## Exercise requirements
Can you pull out each line of the data below that includes the word "MoonPay"?

## Listed entries
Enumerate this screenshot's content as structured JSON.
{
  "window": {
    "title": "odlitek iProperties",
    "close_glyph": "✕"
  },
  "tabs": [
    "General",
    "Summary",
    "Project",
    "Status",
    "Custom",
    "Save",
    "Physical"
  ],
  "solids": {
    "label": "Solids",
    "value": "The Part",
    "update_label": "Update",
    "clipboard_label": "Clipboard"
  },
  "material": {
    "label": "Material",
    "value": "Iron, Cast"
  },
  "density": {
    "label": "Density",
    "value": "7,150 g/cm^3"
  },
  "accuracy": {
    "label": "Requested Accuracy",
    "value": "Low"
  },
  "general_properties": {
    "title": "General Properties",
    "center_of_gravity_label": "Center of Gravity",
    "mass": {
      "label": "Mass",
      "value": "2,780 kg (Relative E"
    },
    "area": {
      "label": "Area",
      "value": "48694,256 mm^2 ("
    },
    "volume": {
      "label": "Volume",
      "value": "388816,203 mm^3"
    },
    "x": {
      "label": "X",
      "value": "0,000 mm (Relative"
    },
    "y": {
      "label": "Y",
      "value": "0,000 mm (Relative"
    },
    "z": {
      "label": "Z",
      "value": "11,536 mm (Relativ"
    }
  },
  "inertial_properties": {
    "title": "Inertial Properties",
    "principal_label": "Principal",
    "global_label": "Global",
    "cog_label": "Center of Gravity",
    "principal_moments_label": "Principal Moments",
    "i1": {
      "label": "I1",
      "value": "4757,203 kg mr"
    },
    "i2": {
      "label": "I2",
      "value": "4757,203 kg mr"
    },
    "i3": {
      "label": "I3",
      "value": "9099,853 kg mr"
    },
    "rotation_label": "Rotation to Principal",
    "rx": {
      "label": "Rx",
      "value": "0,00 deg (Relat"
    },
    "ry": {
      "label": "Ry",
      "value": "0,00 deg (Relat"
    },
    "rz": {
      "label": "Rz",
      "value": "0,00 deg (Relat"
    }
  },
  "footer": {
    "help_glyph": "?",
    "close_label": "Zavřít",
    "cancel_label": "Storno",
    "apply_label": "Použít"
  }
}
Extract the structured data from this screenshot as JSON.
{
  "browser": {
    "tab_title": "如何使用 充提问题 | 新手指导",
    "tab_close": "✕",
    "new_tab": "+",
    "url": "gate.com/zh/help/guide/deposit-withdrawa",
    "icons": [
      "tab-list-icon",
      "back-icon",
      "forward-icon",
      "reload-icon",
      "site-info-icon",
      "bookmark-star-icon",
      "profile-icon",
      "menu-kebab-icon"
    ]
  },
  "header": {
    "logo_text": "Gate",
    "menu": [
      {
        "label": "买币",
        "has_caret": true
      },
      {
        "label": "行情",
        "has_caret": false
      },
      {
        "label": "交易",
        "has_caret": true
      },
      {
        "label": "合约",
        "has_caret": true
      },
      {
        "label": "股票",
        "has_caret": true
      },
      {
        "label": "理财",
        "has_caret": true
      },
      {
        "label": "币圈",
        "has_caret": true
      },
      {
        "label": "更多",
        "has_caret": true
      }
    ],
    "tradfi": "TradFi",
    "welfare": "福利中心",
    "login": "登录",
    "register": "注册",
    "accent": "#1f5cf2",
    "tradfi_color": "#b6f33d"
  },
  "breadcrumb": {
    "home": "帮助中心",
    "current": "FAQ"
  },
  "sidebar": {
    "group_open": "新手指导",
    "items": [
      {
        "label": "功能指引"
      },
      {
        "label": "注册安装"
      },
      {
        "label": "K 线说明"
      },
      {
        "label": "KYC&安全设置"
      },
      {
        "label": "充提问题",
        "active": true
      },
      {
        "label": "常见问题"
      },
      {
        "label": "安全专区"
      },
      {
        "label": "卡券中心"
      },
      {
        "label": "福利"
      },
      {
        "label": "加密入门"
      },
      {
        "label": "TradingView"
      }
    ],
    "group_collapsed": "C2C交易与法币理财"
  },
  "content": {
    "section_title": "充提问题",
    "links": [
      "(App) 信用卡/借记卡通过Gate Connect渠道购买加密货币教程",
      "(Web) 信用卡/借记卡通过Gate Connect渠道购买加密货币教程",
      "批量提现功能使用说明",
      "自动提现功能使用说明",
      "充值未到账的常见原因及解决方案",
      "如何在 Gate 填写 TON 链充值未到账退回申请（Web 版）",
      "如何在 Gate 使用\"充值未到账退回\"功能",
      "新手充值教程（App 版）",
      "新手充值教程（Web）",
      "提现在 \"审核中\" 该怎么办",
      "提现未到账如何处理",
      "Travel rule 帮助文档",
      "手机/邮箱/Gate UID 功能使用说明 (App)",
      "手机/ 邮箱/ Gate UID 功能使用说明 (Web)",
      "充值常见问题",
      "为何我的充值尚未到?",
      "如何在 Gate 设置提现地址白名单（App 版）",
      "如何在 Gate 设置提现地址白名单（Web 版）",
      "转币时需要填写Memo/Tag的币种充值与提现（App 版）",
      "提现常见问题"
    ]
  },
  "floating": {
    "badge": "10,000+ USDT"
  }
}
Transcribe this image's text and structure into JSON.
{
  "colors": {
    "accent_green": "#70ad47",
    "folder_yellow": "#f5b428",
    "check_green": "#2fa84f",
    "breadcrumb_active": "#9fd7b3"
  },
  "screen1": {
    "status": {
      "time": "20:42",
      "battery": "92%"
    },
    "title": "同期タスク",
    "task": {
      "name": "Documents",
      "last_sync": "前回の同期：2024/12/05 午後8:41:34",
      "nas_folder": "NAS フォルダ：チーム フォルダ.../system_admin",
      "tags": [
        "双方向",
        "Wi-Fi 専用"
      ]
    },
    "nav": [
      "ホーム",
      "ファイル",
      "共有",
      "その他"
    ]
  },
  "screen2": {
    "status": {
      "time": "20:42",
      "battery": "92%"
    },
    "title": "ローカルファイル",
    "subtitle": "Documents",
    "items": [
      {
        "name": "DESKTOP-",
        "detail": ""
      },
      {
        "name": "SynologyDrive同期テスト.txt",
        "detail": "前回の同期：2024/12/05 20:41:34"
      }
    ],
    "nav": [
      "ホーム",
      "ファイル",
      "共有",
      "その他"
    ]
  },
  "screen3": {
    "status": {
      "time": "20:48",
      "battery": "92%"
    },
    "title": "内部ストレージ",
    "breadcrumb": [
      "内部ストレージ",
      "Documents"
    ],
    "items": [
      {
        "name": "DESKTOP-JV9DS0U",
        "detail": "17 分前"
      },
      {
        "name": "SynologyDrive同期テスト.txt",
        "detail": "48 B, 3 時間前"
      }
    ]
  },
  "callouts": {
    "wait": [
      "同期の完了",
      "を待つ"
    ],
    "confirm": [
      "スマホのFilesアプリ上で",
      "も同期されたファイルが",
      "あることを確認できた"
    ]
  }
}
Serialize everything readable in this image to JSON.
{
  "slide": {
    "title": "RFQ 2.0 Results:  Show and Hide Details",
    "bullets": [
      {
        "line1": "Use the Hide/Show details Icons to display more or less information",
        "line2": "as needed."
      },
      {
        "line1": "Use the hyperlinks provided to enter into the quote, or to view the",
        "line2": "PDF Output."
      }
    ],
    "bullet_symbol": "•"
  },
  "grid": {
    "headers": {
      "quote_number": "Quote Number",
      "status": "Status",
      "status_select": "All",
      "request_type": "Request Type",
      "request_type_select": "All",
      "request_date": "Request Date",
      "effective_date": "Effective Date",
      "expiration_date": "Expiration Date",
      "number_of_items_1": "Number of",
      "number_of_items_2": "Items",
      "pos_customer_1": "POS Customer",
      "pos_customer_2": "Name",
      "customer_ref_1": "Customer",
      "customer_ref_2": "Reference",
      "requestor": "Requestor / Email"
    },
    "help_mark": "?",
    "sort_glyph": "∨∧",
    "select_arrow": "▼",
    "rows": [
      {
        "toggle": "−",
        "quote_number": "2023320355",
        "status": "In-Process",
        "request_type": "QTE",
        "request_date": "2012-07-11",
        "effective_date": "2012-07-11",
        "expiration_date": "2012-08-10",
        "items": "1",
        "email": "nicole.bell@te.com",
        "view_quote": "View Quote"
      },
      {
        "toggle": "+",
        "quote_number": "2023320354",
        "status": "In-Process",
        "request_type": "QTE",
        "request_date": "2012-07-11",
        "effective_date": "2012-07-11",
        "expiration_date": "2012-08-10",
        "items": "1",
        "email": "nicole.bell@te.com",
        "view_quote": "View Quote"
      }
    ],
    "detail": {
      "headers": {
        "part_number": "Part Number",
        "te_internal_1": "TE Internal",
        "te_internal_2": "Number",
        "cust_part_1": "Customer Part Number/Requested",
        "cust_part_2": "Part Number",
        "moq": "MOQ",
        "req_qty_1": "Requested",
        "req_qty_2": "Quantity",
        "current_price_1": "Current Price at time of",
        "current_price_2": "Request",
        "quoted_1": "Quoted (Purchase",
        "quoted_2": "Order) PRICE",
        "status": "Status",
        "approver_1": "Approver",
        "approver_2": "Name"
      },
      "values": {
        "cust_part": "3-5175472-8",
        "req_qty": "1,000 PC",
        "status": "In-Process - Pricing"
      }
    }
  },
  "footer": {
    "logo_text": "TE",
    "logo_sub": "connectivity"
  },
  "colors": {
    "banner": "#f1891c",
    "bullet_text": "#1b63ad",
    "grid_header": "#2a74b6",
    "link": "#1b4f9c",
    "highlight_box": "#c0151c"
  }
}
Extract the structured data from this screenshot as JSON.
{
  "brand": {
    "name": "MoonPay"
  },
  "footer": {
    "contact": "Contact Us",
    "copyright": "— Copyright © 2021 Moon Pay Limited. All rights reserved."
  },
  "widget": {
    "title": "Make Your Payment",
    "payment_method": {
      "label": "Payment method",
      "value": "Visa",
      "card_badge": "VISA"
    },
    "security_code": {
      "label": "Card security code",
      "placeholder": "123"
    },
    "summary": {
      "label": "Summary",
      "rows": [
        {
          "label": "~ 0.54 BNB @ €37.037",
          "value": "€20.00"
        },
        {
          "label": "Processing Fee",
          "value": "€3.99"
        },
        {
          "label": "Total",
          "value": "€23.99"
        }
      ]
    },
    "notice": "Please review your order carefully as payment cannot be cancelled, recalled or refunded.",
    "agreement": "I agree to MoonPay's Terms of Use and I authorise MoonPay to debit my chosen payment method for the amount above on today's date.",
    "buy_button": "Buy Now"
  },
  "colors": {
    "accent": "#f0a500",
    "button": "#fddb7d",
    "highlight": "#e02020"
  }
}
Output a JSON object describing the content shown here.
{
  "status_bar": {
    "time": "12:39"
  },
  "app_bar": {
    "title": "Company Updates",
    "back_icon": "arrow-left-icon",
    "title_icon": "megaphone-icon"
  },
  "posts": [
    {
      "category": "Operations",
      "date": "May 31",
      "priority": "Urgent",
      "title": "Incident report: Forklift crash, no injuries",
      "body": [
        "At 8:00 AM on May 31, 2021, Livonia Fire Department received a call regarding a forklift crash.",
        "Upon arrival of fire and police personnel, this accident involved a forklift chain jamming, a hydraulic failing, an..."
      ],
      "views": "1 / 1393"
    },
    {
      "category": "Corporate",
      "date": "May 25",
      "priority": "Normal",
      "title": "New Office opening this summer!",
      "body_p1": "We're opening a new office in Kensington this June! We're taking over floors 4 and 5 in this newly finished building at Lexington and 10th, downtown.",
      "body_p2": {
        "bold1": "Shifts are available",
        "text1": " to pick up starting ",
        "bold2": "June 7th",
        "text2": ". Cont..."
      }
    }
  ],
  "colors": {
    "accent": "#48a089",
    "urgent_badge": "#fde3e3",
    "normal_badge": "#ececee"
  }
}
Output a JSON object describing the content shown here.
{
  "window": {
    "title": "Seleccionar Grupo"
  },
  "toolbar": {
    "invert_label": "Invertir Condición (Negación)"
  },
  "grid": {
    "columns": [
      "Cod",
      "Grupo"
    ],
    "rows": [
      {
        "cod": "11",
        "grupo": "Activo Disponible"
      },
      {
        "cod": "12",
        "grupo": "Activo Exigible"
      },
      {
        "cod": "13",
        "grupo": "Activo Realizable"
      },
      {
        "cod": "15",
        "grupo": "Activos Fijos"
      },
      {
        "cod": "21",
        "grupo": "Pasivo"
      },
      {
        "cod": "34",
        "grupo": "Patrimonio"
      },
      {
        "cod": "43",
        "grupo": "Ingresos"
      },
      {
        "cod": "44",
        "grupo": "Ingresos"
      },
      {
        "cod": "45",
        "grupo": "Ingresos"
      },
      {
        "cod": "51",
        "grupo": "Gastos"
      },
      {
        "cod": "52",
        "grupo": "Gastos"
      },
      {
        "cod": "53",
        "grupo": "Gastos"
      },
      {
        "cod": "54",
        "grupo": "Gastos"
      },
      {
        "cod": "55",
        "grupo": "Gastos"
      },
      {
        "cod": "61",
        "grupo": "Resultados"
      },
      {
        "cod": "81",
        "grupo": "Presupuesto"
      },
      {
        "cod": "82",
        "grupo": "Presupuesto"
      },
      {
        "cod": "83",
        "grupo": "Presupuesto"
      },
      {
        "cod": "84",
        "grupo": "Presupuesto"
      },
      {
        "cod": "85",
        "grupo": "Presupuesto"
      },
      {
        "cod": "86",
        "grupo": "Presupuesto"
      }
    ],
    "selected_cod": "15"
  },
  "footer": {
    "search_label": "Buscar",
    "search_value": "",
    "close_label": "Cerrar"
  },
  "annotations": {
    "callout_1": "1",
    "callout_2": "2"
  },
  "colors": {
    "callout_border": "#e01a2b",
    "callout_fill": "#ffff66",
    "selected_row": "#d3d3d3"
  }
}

## Output of the task
    "name": "MoonPay"
    "agreement": "I agree to MoonPay's Terms of Use and I authorise MoonPay to debit my chosen payment method for the amount above on today's date.",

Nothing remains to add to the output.